- **PROBLEMS**
**1)** Duplicate the file reconstruction passage between "For example, the new" and "signature is used.", inclusive.
**2)** List every component that the file reconstruction passage says is connected to the others through bus 1200.
**3)** Take the file reconstruction passage further from where it stops.

- **EXCERPTED PASSAGE**
For example, the new file generation unit 620 may determine whether a verification signature identical to a predesignated signature, such as that shown in FIG. 8, is present in the packet so as to verify the file type. However, since there are cases where a verification signature is not present according to the file type, file type verification may be performed only on files having a verification signature when the verification signature is used.
FIG. 9 is a diagram for explaining an example of a method for implementing the file reconstruction apparatus 100 according to the embodiment of the present invention. The file reconstruction apparatus 100 according to the embodiment of the present invention may be implemented using hardware, software or a combination thereof. For example, the file reconstruction apparatus 100 may be implemented as a computing system 1000, such as that shown in FIG. 9.
The computing system 100 may include at least one processor 1100, memory 1300, a user interface input device 1400, a user interface output device 1500, storage 1600, and a network interface 1700, which are connected to each other through a bus 1200. The processor 1100 may be either a CPU or a semiconductor device for executing the processing of instructions stored in the memory 1300 and/or the storage 1600. Each of the memory 1300 and the storage 1600 may include any of various types of volatile or nonvolatile storage media. For example, the memory 1300 may include Read Only Memory (ROM) 1310 and Random Access Memory (RAM) 1320.
Therefore, steps of the method or the algorithm described in relation with the embodiments disclosed in the present specification may be directly implemented by a hardware module or a software module that is executed by the processor 1100 or by a combination of the two modules. The software module may reside in a storage medium (i.e. the memory 1300 and/or the storage 1600), such as RAM, flash memory, ROM, Erasable Programmable ROM (EPROM), Electrically Erasable Programmable ROM (EEPROM), a register, a hard disk, a removable disk, or a Compact Disk (CD)-ROM. An exemplary storage medium may be coupled to the processor 1100, and the processor 1100 may read information from the storage medium and write information to the storage medium. Alternatively, the storage medium may be integrated with the processor 1100. The processor and the storage medium may also reside in an Application-Specific Integrated Circuit (ASIC). The ASIC may reside in a user terminal. Alternatively, the processor and the storage medium may reside as individual components in the user terminal.

(Labeled region entries)
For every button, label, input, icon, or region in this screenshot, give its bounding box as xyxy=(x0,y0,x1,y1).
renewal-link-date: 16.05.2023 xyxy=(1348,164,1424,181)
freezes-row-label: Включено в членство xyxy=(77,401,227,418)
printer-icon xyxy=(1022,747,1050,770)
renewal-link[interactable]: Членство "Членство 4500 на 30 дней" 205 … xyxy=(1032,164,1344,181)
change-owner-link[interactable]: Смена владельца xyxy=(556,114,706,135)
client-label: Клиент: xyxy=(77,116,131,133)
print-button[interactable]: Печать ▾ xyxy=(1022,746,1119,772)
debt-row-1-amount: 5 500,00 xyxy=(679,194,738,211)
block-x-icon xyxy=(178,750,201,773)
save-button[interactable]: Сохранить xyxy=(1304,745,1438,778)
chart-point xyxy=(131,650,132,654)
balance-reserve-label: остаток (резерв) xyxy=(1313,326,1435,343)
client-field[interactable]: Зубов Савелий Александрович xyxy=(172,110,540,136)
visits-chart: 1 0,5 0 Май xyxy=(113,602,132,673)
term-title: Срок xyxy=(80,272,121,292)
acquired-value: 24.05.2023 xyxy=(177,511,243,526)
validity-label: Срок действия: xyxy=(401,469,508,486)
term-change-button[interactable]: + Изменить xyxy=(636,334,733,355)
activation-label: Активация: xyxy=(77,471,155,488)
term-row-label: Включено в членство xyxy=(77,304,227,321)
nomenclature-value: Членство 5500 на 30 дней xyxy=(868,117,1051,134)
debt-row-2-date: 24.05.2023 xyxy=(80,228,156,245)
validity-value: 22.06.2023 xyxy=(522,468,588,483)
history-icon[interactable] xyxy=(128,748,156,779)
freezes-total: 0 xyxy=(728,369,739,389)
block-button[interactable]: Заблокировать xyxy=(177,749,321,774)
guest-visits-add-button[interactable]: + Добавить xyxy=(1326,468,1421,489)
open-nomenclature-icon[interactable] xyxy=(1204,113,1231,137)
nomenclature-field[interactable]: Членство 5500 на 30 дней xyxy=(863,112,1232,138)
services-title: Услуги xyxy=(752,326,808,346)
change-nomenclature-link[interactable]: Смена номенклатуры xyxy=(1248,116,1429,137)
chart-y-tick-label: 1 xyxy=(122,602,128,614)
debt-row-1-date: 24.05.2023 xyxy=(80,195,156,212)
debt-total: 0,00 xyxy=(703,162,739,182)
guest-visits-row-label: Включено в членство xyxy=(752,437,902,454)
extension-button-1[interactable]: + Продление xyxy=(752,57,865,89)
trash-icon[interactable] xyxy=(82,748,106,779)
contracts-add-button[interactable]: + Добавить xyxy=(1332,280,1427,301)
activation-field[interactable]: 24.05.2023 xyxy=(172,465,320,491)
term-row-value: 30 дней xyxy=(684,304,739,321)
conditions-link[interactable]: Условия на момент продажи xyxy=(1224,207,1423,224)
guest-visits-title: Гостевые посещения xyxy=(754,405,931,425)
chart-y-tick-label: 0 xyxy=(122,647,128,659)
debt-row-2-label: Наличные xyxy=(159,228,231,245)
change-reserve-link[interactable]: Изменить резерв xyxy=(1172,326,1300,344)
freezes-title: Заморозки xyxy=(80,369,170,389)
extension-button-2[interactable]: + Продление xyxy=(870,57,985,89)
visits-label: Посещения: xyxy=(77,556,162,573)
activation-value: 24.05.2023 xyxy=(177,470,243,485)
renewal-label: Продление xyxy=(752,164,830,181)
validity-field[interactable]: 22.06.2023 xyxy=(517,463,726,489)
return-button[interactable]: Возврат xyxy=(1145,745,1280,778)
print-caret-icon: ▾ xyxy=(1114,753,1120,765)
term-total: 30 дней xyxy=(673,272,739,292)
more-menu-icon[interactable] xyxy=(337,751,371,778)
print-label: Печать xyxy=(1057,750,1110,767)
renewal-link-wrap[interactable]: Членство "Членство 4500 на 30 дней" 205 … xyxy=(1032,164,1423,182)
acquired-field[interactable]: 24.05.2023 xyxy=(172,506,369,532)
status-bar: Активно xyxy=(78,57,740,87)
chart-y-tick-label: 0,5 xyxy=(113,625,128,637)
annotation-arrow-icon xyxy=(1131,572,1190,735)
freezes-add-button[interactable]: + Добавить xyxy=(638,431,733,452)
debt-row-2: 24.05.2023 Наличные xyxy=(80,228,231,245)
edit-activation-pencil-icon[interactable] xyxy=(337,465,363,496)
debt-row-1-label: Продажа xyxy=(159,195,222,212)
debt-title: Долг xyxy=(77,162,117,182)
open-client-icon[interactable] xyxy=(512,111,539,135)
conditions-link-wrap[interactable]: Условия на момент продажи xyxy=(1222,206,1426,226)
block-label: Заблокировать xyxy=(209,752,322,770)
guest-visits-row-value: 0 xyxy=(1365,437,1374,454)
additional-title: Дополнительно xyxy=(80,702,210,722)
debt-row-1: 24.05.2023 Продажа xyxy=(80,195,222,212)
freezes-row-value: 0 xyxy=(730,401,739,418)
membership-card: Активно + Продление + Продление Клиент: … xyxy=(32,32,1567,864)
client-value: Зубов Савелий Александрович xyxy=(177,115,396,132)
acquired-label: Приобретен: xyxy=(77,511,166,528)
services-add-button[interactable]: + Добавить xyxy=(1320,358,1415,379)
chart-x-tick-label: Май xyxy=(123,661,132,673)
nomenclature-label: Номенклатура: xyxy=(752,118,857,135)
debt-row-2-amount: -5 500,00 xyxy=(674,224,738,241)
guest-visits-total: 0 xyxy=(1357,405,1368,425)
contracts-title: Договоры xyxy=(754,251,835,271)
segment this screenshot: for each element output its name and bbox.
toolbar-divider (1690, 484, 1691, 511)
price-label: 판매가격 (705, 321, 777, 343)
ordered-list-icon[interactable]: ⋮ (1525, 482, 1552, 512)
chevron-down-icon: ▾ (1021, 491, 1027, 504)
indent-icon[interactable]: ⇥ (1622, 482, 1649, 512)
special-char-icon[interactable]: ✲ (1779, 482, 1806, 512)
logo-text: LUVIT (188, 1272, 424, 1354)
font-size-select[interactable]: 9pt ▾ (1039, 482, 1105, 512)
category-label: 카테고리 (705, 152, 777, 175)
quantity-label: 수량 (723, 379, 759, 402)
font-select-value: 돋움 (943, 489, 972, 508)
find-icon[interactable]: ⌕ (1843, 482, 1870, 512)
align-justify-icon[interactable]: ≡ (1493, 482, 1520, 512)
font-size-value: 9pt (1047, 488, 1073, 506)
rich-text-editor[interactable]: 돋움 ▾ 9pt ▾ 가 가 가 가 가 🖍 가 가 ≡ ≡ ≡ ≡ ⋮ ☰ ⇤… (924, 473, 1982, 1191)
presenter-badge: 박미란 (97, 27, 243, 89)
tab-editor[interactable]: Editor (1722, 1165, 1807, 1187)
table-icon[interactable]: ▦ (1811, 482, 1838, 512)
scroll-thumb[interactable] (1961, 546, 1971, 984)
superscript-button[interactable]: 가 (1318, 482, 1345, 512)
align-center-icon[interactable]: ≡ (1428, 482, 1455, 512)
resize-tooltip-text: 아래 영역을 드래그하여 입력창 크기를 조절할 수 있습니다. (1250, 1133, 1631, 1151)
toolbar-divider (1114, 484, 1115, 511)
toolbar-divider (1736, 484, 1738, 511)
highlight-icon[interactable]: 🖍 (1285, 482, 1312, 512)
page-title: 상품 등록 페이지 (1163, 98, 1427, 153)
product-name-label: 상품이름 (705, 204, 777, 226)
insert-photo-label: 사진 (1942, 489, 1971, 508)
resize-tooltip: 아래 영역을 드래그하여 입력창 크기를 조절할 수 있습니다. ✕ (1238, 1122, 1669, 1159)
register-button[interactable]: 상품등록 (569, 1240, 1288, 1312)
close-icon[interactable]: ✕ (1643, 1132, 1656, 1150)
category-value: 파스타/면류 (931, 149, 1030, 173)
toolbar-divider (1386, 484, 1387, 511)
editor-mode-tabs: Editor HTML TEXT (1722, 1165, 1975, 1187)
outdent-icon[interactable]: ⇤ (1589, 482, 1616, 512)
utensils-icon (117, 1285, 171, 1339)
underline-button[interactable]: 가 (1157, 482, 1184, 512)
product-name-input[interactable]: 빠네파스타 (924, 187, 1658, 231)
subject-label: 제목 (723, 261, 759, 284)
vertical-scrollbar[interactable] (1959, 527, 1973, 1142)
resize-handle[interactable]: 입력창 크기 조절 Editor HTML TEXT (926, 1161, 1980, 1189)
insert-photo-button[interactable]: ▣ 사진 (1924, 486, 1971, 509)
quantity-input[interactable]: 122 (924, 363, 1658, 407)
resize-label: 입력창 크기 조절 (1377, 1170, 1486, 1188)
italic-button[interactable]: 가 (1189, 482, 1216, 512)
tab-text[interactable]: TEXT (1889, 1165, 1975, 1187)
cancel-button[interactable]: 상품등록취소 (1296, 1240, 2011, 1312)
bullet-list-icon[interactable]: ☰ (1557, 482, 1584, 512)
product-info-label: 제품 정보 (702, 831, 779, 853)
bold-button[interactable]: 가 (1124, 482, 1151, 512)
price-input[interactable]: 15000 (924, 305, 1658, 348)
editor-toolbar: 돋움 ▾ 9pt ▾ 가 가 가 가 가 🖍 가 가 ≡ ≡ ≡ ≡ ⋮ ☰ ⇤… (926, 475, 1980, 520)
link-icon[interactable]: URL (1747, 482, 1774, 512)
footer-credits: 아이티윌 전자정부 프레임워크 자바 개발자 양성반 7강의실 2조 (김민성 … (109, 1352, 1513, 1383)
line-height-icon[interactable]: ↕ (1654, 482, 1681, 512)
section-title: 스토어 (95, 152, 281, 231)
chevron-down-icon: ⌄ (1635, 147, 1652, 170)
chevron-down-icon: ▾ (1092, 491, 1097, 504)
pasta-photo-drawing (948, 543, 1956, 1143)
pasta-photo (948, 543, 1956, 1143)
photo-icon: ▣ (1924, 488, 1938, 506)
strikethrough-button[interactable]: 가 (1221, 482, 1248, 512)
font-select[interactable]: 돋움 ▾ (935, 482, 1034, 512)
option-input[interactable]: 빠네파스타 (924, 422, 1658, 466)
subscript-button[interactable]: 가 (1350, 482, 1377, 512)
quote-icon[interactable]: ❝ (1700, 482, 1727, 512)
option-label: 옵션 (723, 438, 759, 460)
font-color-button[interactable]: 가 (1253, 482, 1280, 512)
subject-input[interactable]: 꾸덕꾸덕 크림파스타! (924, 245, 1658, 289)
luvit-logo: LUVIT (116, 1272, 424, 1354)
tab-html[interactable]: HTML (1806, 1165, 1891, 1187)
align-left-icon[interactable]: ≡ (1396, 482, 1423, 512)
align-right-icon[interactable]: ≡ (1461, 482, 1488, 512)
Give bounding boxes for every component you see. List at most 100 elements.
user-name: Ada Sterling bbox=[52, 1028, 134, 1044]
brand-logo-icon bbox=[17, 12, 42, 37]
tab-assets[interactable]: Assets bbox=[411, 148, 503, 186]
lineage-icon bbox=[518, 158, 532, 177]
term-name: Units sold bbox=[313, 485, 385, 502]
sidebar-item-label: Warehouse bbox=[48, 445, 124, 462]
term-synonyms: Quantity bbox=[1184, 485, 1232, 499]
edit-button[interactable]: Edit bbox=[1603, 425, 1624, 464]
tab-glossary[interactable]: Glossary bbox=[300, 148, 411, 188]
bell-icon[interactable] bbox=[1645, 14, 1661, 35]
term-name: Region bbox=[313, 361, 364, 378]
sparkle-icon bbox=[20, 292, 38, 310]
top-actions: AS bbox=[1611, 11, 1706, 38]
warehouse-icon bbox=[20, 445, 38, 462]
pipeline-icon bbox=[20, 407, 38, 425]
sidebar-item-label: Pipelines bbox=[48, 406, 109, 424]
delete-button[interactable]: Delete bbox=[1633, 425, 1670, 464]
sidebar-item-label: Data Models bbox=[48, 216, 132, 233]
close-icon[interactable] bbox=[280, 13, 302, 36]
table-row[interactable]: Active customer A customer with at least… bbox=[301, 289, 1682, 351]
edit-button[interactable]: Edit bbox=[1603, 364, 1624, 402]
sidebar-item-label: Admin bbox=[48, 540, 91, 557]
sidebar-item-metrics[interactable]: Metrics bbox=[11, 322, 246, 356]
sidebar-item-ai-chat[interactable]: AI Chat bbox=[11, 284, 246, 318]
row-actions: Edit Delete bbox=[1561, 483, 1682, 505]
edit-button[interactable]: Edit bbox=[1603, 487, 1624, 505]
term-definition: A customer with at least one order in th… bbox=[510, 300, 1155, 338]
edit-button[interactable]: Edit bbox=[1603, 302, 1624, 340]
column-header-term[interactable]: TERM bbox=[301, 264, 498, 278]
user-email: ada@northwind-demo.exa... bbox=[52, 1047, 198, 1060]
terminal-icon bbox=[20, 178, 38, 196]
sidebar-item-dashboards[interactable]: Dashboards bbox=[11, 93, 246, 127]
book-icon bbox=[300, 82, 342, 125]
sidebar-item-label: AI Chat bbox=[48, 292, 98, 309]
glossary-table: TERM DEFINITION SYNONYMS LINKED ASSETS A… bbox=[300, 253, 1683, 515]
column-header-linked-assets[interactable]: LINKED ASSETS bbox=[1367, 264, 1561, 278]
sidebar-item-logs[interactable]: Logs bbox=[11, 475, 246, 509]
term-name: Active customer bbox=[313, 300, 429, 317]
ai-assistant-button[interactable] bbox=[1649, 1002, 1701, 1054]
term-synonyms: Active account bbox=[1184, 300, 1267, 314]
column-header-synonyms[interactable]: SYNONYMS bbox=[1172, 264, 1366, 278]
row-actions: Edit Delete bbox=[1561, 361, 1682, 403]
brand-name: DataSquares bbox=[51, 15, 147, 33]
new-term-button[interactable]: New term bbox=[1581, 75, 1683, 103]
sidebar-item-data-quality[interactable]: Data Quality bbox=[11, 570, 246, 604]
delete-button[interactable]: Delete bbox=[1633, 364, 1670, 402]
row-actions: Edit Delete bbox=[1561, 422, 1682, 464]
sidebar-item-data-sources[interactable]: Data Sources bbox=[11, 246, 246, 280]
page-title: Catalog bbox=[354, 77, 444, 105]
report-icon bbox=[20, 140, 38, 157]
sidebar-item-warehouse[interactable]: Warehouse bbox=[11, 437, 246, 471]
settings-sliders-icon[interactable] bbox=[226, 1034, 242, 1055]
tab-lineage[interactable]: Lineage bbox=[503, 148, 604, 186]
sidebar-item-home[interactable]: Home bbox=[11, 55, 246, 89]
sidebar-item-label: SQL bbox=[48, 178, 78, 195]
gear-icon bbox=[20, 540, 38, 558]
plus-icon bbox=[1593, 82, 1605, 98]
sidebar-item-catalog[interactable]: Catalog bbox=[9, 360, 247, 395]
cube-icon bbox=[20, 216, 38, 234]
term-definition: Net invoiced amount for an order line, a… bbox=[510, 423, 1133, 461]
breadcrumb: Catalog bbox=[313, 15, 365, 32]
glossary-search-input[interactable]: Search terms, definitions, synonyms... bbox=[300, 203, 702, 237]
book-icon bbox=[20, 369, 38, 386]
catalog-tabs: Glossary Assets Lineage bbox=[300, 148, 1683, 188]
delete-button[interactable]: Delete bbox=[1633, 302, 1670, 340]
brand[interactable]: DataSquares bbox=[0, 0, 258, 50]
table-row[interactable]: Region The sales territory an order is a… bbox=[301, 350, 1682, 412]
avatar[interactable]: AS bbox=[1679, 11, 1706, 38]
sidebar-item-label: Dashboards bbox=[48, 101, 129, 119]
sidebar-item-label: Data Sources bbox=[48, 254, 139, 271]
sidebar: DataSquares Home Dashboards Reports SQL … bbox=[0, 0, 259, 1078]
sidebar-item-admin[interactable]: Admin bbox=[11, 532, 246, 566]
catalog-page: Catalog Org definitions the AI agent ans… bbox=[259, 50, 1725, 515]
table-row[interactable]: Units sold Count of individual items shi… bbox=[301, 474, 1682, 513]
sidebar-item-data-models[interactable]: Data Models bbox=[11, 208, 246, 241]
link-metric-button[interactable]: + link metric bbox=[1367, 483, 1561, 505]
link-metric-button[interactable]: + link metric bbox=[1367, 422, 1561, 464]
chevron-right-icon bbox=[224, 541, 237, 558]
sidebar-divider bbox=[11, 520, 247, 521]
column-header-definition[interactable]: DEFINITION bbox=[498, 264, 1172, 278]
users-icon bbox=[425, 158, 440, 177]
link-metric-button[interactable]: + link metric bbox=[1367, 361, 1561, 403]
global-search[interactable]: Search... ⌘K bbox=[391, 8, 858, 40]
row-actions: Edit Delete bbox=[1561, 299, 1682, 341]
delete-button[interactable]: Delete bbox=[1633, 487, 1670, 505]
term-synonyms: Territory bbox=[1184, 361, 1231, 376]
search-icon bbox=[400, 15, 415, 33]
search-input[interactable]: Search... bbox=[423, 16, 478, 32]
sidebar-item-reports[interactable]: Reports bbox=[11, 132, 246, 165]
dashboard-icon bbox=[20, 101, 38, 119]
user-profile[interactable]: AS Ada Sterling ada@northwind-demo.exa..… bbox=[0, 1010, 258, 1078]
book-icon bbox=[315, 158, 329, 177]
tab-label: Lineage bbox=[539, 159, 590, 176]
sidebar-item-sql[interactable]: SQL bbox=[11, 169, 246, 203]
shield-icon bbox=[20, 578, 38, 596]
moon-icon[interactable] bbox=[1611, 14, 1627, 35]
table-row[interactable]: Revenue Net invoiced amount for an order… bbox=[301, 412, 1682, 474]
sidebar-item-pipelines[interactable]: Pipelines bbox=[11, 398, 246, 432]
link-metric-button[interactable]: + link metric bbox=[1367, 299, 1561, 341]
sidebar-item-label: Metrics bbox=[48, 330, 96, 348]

- **PER-TASK OUTPUTS**
**1)**
For example, the new file generation unit 620 may determine whether a verification signature identical to a predesignated signature, such as that shown in FIG. 8, is present in the packet so as to verify the file type. However, since there are cases where a verification signature is not present according to the file type, file type verification may be performed only on files having a verification signature when the verification signature is used.

**2)**
- processor 1100
- memory 1300
- user interface input device 1400
- user interface output device 1500
- storage 1600
- network interface 1700

**3)**
As described above, the real-time transmitted file reconstruction apparatus 100 according to the present invention is advantageous in that it is possible to collect and monitor, in real time, transmitted files in packets that are transmitted via large-capacity traffic over a broadband network, and reconstructs the transmitted files, thus greatly shortening the time required for file collection and enabling the transmitted files to be rapidly verified thanks to the real-time collection of files, and in that there is no need to separately store a large amount of network traffic to perform file reconstruction, thus remarkably reducing the storage space required for file reconstruction.
In accordance with the real-time transmitted file reconstruction apparatus and method according to the present invention, it is possible to collect and monitor, in real time, transmitted files in packets that are transmitted via large-capacity traffic over a broadband network, and reconstructs the transmitted files, thus greatly shortening the time required for file collection and enabling the transmitted files to be rapidly verified thanks to the real-time collection of files. Further, there is no need to separately store a large amount of network traffic to perform file reconstruction, thus remarkably reducing the storage space required for file reconstruction.
Although the preferred embodiments of the present invention have been disclosed for illustrative purposes, those skilled in the art will appreciate that various modifications and changes are possible, without departing from the essential features of the invention as disclosed in the accompanying claims.
Therefore, the embodiments disclosed in the present invention are not intended to limit the technical spirit of the present invention and are merely intended to describe the invention, and the scope of the technical spirit of the present invention is not limited by those embodiments. The protection scope of the present invention should be defined by the accompanying claims, and all technical spirit of the accompanying claims and equivalents thereof should be construed as being included in the scope of the present invention.

Claims (17)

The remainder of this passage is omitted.